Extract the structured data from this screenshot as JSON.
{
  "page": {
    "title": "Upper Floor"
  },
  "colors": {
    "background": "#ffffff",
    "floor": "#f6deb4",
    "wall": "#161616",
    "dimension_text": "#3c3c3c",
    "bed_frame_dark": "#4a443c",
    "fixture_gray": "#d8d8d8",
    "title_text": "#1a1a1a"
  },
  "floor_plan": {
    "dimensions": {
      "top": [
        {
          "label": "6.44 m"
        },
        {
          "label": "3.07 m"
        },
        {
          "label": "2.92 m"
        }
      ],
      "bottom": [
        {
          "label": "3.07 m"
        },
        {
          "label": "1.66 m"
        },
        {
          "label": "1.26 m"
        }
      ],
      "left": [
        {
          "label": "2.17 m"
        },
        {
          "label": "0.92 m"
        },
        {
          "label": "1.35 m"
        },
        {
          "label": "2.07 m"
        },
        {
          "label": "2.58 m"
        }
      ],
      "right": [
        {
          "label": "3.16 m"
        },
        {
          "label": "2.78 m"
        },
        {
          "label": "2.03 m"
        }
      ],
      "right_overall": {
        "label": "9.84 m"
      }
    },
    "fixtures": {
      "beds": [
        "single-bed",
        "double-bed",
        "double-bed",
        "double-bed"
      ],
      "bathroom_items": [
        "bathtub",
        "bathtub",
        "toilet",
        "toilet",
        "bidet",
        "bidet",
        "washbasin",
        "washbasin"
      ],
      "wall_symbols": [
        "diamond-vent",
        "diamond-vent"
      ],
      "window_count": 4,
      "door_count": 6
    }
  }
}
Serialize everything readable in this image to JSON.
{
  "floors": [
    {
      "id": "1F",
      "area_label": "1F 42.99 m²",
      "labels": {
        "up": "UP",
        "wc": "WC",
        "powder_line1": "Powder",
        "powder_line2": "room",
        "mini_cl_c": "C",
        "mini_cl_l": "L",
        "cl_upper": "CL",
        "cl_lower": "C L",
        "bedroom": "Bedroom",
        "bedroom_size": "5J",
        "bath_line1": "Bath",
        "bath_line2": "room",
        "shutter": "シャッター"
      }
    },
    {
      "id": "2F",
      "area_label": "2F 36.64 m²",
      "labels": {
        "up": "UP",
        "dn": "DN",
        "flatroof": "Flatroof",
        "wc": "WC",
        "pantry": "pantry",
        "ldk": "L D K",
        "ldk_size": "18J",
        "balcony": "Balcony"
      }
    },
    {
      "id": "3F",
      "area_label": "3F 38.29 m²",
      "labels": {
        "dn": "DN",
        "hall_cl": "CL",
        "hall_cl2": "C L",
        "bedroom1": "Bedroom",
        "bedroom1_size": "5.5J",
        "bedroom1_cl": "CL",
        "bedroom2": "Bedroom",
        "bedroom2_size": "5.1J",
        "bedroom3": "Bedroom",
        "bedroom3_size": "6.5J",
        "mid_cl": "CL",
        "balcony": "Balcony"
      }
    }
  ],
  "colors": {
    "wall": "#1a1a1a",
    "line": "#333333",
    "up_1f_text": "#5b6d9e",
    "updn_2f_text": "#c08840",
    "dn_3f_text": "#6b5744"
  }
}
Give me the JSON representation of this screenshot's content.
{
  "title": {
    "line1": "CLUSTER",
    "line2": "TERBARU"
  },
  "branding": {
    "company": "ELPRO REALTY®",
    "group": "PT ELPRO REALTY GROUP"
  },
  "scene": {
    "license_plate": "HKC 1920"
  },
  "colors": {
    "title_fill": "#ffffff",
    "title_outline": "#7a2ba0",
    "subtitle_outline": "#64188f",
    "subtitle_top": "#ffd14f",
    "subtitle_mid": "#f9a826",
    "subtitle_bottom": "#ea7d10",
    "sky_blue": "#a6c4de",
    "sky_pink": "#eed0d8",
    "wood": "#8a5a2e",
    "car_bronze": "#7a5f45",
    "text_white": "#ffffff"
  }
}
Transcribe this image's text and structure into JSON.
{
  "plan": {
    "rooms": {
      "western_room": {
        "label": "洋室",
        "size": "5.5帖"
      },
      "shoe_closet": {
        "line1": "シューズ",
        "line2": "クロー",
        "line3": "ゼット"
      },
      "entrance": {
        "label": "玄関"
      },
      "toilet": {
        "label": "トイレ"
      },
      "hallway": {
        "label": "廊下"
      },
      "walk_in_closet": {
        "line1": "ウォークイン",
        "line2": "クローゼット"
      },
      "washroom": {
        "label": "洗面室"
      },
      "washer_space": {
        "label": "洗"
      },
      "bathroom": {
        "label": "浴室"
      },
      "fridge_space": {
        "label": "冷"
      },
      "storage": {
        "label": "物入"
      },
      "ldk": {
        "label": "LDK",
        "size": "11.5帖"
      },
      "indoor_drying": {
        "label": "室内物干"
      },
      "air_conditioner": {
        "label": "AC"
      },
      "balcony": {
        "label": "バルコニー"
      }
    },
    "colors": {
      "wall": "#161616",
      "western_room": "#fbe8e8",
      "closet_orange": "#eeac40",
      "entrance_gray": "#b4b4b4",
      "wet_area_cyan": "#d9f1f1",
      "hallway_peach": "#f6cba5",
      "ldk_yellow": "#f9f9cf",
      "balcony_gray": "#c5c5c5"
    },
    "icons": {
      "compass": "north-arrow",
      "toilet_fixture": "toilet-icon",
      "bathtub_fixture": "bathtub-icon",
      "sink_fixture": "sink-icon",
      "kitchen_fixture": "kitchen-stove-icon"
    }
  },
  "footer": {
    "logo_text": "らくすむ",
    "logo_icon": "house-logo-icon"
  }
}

#####

**Exercise description**
Transcribe the material above in its entirety. Match it exactly.

**Finished task**
Extract the structured data from this screenshot as JSON.
{
  "page": {
    "title": "Upper Floor"
  },
  "colors": {
    "background": "#ffffff",
    "floor": "#f6deb4",
    "wall": "#161616",
    "dimension_text": "#3c3c3c",
    "bed_frame_dark": "#4a443c",
    "fixture_gray": "#d8d8d8",
    "title_text": "#1a1a1a"
  },
  "floor_plan": {
    "dimensions": {
      "top": [
        {
          "label": "6.44 m"
        },
        {
          "label": "3.07 m"
        },
        {
          "label": "2.92 m"
        }
      ],
      "bottom": [
        {
          "label": "3.07 m"
        },
        {
          "label": "1.66 m"
        },
        {
          "label": "1.26 m"
        }
      ],
      "left": [
        {
          "label": "2.17 m"
        },
        {
          "label": "0.92 m"
        },
        {
          "label": "1.35 m"
        },
        {
          "label": "2.07 m"
        },
        {
          "label": "2.58 m"
        }
      ],
      "right": [
        {
          "label": "3.16 m"
        },
        {
          "label": "2.78 m"
        },
        {
          "label": "2.03 m"
        }
      ],
      "right_overall": {
        "label": "9.84 m"
      }
    },
    "fixtures": {
      "beds": [
        "single-bed",
        "double-bed",
        "double-bed",
        "double-bed"
      ],
      "bathroom_items": [
        "bathtub",
        "bathtub",
        "toilet",
        "toilet",
        "bidet",
        "bidet",
        "washbasin",
        "washbasin"
      ],
      "wall_symbols": [
        "diamond-vent",
        "diamond-vent"
      ],
      "window_count": 4,
      "door_count": 6
    }
  }
}
Serialize everything readable in this image to JSON.
{
  "floors": [
    {
      "id": "1F",
      "area_label": "1F 42.99 m²",
      "labels": {
        "up": "UP",
        "wc": "WC",
        "powder_line1": "Powder",
        "powder_line2": "room",
        "mini_cl_c": "C",
        "mini_cl_l": "L",
        "cl_upper": "CL",
        "cl_lower": "C L",
        "bedroom": "Bedroom",
        "bedroom_size": "5J",
        "bath_line1": "Bath",
        "bath_line2": "room",
        "shutter": "シャッター"
      }
    },
    {
      "id": "2F",
      "area_label": "2F 36.64 m²",
      "labels": {
        "up": "UP",
        "dn": "DN",
        "flatroof": "Flatroof",
        "wc": "WC",
        "pantry": "pantry",
        "ldk": "L D K",
        "ldk_size": "18J",
        "balcony": "Balcony"
      }
    },
    {
      "id": "3F",
      "area_label": "3F 38.29 m²",
      "labels": {
        "dn": "DN",
        "hall_cl": "CL",
        "hall_cl2": "C L",
        "bedroom1": "Bedroom",
        "bedroom1_size": "5.5J",
        "bedroom1_cl": "CL",
        "bedroom2": "Bedroom",
        "bedroom2_size": "5.1J",
        "bedroom3": "Bedroom",
        "bedroom3_size": "6.5J",
        "mid_cl": "CL",
        "balcony": "Balcony"
      }
    }
  ],
  "colors": {
    "wall": "#1a1a1a",
    "line": "#333333",
    "up_1f_text": "#5b6d9e",
    "updn_2f_text": "#c08840",
    "dn_3f_text": "#6b5744"
  }
}
Give me the JSON representation of this screenshot's content.
{
  "title": {
    "line1": "CLUSTER",
    "line2": "TERBARU"
  },
  "branding": {
    "company": "ELPRO REALTY®",
    "group": "PT ELPRO REALTY GROUP"
  },
  "scene": {
    "license_plate": "HKC 1920"
  },
  "colors": {
    "title_fill": "#ffffff",
    "title_outline": "#7a2ba0",
    "subtitle_outline": "#64188f",
    "subtitle_top": "#ffd14f",
    "subtitle_mid": "#f9a826",
    "subtitle_bottom": "#ea7d10",
    "sky_blue": "#a6c4de",
    "sky_pink": "#eed0d8",
    "wood": "#8a5a2e",
    "car_bronze": "#7a5f45",
    "text_white": "#ffffff"
  }
}
Transcribe this image's text and structure into JSON.
{
  "plan": {
    "rooms": {
      "western_room": {
        "label": "洋室",
        "size": "5.5帖"
      },
      "shoe_closet": {
        "line1": "シューズ",
        "line2": "クロー",
        "line3": "ゼット"
      },
      "entrance": {
        "label": "玄関"
      },
      "toilet": {
        "label": "トイレ"
      },
      "hallway": {
        "label": "廊下"
      },
      "walk_in_closet": {
        "line1": "ウォークイン",
        "line2": "クローゼット"
      },
      "washroom": {
        "label": "洗面室"
      },
      "washer_space": {
        "label": "洗"
      },
      "bathroom": {
        "label": "浴室"
      },
      "fridge_space": {
        "label": "冷"
      },
      "storage": {
        "label": "物入"
      },
      "ldk": {
        "label": "LDK",
        "size": "11.5帖"
      },
      "indoor_drying": {
        "label": "室内物干"
      },
      "air_conditioner": {
        "label": "AC"
      },
      "balcony": {
        "label": "バルコニー"
      }
    },
    "colors": {
      "wall": "#161616",
      "western_room": "#fbe8e8",
      "closet_orange": "#eeac40",
      "entrance_gray": "#b4b4b4",
      "wet_area_cyan": "#d9f1f1",
      "hallway_peach": "#f6cba5",
      "ldk_yellow": "#f9f9cf",
      "balcony_gray": "#c5c5c5"
    },
    "icons": {
      "compass": "north-arrow",
      "toilet_fixture": "toilet-icon",
      "bathtub_fixture": "bathtub-icon",
      "sink_fixture": "sink-icon",
      "kitchen_fixture": "kitchen-stove-icon"
    }
  },
  "footer": {
    "logo_text": "らくすむ",
    "logo_icon": "house-logo-icon"
  }
}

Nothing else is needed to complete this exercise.